Extracted data entries
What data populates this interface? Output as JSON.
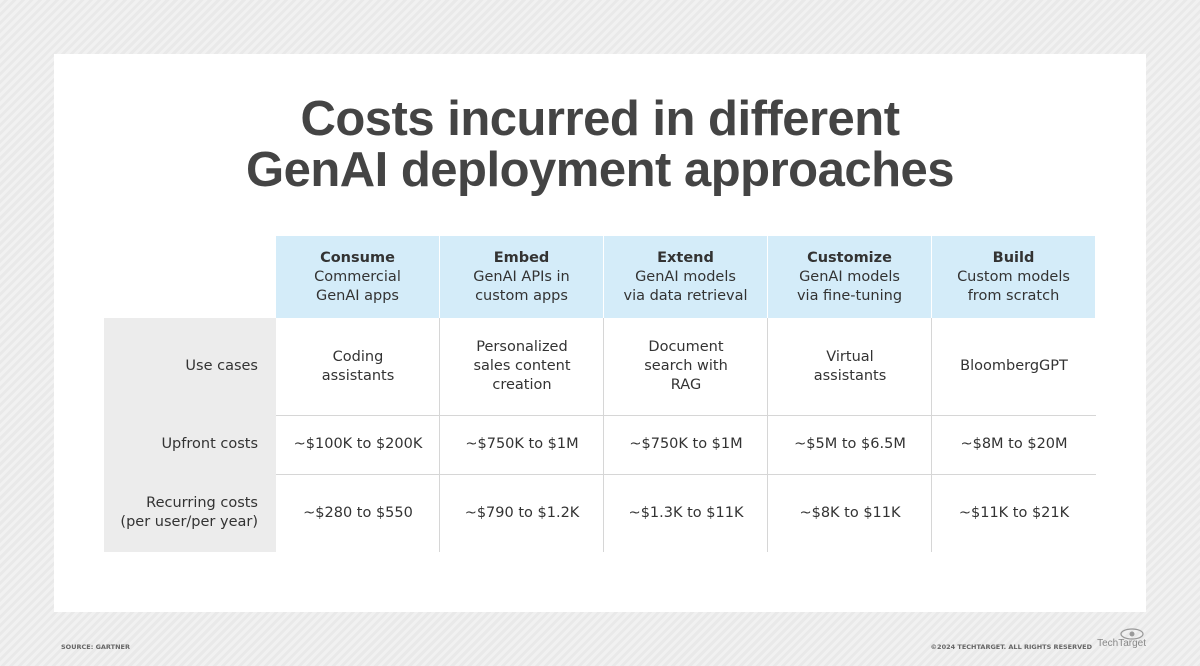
{
  "title": "Costs incurred in different\nGenAI deployment approaches",
  "table": {
    "columns": [
      {
        "name": "Consume",
        "description": "Commercial\nGenAI apps"
      },
      {
        "name": "Embed",
        "description": "GenAI APIs in\ncustom apps"
      },
      {
        "name": "Extend",
        "description": "GenAI models\nvia data retrieval"
      },
      {
        "name": "Customize",
        "description": "GenAI models\nvia fine-tuning"
      },
      {
        "name": "Build",
        "description": "Custom models\nfrom scratch"
      }
    ],
    "rows": [
      {
        "label": "Use cases",
        "cells": [
          "Coding\nassistants",
          "Personalized\nsales content\ncreation",
          "Document\nsearch with\nRAG",
          "Virtual\nassistants",
          "BloombergGPT"
        ]
      },
      {
        "label": "Upfront costs",
        "cells": [
          "~$100K to $200K",
          "~$750K to $1M",
          "~$750K to $1M",
          "~$5M to $6.5M",
          "~$8M to $20M"
        ]
      },
      {
        "label": "Recurring costs\n(per user/per year)",
        "cells": [
          "~$280 to $550",
          "~$790 to $1.2K",
          "~$1.3K to $11K",
          "~$8K to $11K",
          "~$11K to $21K"
        ]
      }
    ]
  },
  "footer": {
    "source": "SOURCE: GARTNER",
    "copyright": "©2024 TECHTARGET. ALL RIGHTS RESERVED",
    "logo": "TechTarget"
  }
}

▶ **Task directions**:
Extract, from the listing above, every line where the string "name" occurs.

▶ **Answer to this problem**:
        "name": "Consume",
        "name": "Embed",
        "name": "Extend",
        "name": "Customize",
        "name": "Build",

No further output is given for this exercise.